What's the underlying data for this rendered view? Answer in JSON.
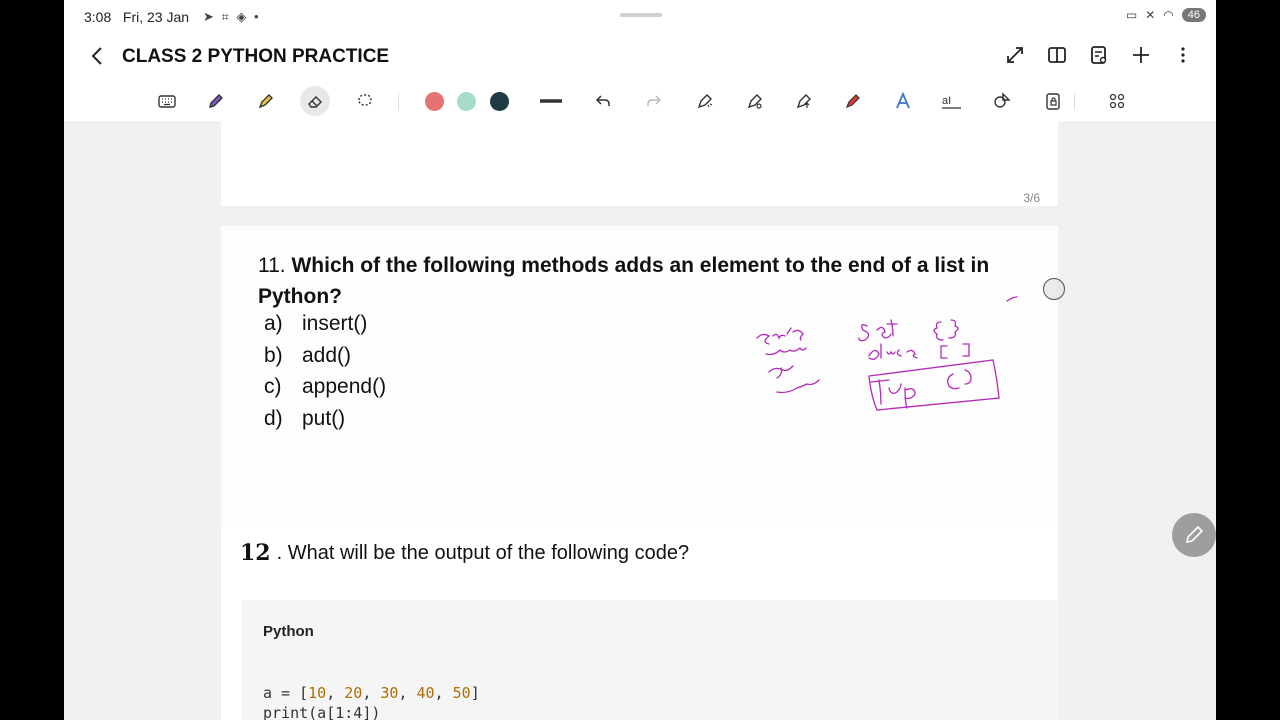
{
  "status": {
    "time": "3:08",
    "date": "Fri, 23 Jan",
    "battery": "46"
  },
  "header": {
    "title": "CLASS 2 PYTHON PRACTICE"
  },
  "toolbar": {
    "colors": [
      "#e57373",
      "#a6dcc8",
      "#1e3a44"
    ],
    "pen_color": "#b52ab8"
  },
  "pages": {
    "prev_page_number": "3/6"
  },
  "question11": {
    "number": "11.",
    "text": "Which of the following methods adds an element to the end of a list in Python?",
    "options": [
      {
        "label": "a)",
        "text": "insert()"
      },
      {
        "label": "b)",
        "text": "add()"
      },
      {
        "label": "c)",
        "text": "append()"
      },
      {
        "label": "d)",
        "text": "put()"
      }
    ]
  },
  "question12": {
    "number_handwritten": "12",
    "text": ". What will be the output of the following code?"
  },
  "code": {
    "language": "Python",
    "line1_prefix": "a = [",
    "values": [
      "10",
      "20",
      "30",
      "40",
      "50"
    ],
    "line1_suffix": "]",
    "line2": "print(a[1:4])"
  }
}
····················
• [WHAT TO WORK ON]: From the listing above, collect every line that mentions the word "text".

• [REPLY TO THE TASK]:
    "text": "Which of the following methods adds an element to the end of a list in Python?",
        "text": "insert()"
        "text": "add()"
        "text": "append()"
        "text": "put()"
    "text": ". What will be the output of the following code?"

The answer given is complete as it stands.